— START OF RECORD LIST —

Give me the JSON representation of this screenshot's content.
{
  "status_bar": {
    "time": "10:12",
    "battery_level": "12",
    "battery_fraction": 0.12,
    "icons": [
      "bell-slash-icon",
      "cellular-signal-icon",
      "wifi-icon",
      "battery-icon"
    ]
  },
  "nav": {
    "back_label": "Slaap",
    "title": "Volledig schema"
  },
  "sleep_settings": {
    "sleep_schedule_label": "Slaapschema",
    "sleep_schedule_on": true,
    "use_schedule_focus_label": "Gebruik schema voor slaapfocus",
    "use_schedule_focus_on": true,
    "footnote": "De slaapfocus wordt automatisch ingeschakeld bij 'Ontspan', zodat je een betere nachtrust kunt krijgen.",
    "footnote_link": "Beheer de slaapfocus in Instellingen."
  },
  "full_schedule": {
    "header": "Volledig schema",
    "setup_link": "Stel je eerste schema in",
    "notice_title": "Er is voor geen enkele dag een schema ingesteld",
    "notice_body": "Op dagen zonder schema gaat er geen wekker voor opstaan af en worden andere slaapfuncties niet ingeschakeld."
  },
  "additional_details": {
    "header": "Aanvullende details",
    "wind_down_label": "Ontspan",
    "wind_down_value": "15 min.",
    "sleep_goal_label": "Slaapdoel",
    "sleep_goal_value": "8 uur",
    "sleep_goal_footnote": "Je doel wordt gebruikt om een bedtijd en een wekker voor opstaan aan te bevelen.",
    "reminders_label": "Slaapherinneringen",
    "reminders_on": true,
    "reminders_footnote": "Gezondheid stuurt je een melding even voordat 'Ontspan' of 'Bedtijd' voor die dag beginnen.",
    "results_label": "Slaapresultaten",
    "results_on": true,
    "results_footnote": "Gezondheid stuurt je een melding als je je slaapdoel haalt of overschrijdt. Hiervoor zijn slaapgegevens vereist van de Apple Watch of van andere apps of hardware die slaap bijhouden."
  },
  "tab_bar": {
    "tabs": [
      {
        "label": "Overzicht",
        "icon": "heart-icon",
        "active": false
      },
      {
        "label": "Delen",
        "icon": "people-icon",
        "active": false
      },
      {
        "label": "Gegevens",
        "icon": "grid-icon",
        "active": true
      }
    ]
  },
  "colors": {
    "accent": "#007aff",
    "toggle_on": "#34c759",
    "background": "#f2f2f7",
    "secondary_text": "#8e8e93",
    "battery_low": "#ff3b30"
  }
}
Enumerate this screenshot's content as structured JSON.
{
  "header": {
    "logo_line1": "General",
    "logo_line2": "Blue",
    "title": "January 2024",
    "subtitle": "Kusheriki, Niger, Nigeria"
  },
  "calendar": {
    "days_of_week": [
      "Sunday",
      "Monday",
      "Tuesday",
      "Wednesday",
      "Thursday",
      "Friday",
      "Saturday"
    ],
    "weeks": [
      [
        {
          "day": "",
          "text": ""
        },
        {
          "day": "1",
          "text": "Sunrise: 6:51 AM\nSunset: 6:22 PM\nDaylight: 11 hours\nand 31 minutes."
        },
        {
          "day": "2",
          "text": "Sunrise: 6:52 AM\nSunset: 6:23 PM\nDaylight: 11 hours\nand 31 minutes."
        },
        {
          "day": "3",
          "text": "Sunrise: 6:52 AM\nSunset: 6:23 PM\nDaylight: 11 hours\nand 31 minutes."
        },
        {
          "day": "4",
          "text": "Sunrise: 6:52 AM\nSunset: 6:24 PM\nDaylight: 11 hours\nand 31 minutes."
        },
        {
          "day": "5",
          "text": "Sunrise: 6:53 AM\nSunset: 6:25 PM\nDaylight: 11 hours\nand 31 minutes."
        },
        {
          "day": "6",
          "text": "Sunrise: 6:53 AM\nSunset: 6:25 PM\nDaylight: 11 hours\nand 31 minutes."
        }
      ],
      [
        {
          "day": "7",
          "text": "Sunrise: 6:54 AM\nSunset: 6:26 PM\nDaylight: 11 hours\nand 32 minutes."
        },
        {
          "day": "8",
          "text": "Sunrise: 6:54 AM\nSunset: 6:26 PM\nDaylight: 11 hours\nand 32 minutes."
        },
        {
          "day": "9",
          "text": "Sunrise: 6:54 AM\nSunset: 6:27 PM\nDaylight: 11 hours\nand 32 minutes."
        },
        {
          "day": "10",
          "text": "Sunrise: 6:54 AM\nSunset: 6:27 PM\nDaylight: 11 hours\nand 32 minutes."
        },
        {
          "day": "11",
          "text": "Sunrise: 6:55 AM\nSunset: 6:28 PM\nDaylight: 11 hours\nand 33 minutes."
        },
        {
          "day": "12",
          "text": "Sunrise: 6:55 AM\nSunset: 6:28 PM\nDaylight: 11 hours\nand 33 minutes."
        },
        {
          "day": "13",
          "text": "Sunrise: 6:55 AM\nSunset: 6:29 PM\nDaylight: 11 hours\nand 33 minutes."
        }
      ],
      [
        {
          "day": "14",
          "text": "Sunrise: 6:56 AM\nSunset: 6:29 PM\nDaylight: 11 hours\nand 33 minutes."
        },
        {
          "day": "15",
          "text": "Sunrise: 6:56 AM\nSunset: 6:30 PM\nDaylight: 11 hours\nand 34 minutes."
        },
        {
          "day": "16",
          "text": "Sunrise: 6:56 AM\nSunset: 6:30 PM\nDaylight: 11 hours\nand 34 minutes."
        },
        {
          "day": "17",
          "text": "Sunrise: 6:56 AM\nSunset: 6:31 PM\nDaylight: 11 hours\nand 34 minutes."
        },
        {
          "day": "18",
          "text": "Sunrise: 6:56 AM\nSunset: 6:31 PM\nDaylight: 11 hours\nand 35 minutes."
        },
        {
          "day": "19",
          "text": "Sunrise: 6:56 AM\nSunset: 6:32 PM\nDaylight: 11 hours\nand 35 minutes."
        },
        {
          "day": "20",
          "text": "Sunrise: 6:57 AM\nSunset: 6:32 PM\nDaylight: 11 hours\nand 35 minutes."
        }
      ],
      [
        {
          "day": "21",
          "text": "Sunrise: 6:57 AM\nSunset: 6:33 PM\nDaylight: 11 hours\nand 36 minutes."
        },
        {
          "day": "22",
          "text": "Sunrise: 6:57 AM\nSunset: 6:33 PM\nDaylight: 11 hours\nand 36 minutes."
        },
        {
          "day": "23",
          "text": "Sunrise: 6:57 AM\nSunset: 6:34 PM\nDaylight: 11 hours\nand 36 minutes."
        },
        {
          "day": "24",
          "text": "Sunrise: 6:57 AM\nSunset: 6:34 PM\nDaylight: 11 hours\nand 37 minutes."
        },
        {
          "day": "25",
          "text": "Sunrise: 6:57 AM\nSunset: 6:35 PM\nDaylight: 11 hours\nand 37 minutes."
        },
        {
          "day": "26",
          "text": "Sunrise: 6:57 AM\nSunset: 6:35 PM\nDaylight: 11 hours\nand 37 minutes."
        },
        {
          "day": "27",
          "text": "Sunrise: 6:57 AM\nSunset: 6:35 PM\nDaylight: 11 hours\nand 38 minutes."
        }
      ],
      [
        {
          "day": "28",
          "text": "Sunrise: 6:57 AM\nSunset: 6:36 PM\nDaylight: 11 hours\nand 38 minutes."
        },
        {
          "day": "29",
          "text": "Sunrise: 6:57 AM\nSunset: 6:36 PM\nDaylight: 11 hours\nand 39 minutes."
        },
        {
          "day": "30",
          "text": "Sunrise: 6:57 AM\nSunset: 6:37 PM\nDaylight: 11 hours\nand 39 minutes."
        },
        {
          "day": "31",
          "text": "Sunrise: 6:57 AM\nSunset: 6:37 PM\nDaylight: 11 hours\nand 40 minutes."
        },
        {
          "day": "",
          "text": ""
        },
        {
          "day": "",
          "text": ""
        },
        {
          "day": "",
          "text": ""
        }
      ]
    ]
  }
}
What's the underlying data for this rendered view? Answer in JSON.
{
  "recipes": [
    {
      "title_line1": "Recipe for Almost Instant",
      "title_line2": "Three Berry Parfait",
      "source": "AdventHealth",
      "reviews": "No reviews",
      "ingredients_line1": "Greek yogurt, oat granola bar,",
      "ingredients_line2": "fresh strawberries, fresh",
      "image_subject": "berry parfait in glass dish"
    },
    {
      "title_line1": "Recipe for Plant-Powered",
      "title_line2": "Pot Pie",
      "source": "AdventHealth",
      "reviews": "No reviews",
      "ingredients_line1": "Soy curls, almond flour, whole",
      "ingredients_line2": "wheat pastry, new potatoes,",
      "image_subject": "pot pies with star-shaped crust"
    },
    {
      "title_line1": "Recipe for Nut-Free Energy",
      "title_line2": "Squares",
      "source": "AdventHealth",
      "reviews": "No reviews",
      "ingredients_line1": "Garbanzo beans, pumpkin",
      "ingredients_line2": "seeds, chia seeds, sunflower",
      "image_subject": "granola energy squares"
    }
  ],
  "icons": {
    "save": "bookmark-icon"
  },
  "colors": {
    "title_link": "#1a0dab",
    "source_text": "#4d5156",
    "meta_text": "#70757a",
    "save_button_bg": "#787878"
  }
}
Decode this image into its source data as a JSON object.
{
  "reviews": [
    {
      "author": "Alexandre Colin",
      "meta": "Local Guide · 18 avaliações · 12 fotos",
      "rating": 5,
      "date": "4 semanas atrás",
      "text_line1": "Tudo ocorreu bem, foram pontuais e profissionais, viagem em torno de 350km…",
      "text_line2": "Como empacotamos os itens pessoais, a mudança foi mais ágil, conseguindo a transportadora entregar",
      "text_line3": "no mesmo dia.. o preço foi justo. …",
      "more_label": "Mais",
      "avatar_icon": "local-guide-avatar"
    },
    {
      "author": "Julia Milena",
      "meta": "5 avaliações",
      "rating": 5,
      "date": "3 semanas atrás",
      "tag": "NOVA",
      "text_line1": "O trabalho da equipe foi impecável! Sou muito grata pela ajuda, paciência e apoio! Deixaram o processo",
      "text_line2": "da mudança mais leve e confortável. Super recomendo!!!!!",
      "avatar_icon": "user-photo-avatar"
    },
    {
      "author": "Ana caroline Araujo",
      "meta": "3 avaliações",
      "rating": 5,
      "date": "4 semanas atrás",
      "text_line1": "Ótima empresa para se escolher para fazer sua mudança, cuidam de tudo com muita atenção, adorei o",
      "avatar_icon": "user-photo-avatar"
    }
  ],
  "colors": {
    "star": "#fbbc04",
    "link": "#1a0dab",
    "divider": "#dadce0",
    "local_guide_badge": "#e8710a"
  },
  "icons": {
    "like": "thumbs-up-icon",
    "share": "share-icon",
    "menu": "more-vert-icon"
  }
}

— END OF RECORD LIST —

§ **SHORT PROBLEM**: Where a line in the material contains "Ontspan", copy that line.

§ **ANSWER FOR THE TASK**:
    "footnote": "De slaapfocus wordt automatisch ingeschakeld bij 'Ontspan', zodat je een betere nachtrust kunt krijgen.",
    "wind_down_label": "Ontspan",
    "reminders_footnote": "Gezondheid stuurt je een melding even voordat 'Ontspan' of 'Bedtijd' voor die dag beginnen.",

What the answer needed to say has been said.